▶ _Rows from a figure dataset_:
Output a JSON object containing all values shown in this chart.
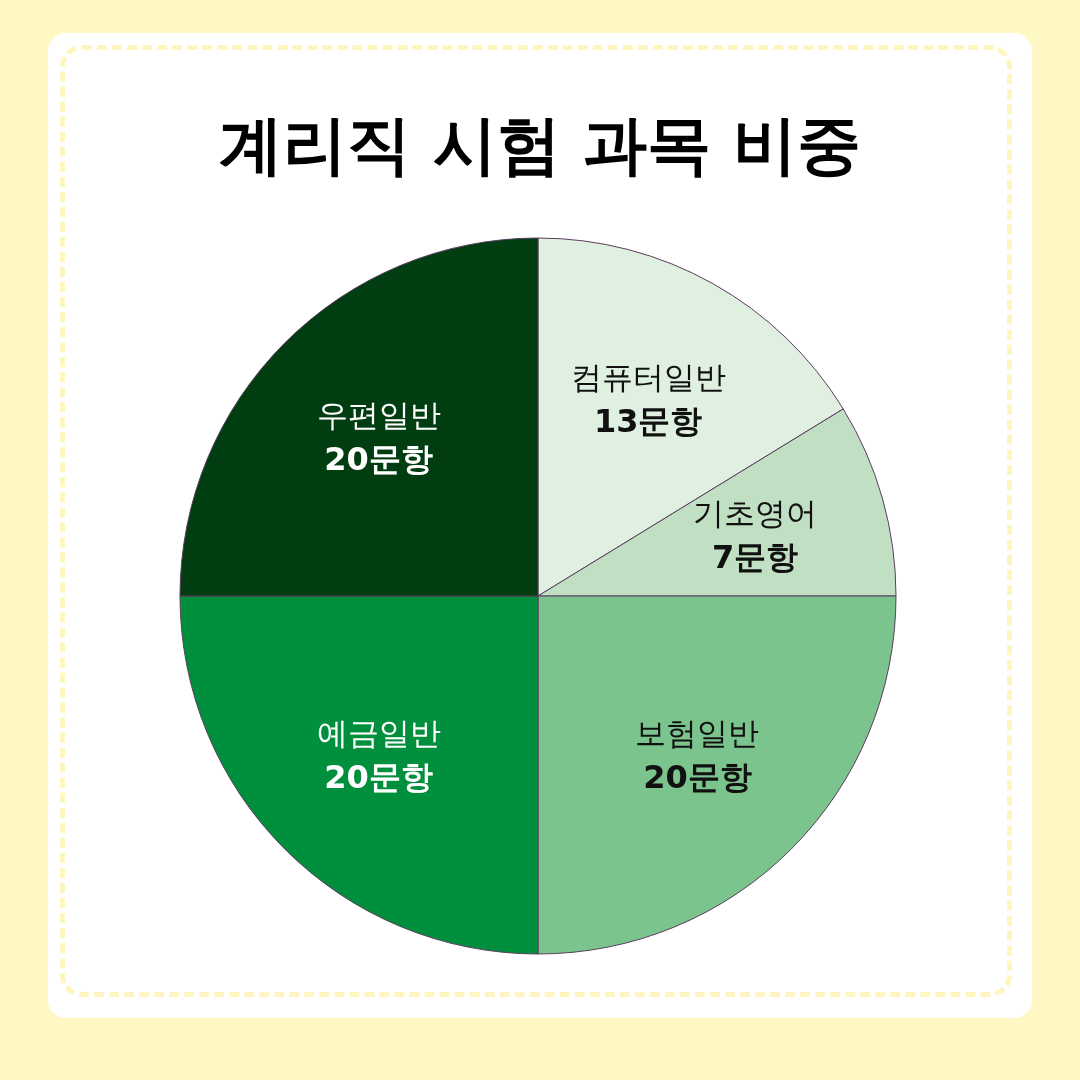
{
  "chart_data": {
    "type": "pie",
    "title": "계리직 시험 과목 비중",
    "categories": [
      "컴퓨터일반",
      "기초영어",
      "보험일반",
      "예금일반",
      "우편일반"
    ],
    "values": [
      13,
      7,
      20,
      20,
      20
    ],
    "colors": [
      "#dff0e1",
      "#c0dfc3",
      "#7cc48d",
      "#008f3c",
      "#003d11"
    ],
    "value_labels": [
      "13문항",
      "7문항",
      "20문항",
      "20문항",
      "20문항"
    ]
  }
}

▶ _YOUR OBJECTIVE_:
Print the records word for word and exclude any picture they hold.

▶ _ANSWER TO THE TASK_:
Output a JSON object containing all values shown in this chart.
{
  "chart_data": {
    "type": "pie",
    "title": "계리직 시험 과목 비중",
    "categories": [
      "컴퓨터일반",
      "기초영어",
      "보험일반",
      "예금일반",
      "우편일반"
    ],
    "values": [
      13,
      7,
      20,
      20,
      20
    ],
    "colors": [
      "#dff0e1",
      "#c0dfc3",
      "#7cc48d",
      "#008f3c",
      "#003d11"
    ],
    "value_labels": [
      "13문항",
      "7문항",
      "20문항",
      "20문항",
      "20문항"
    ]
  }
}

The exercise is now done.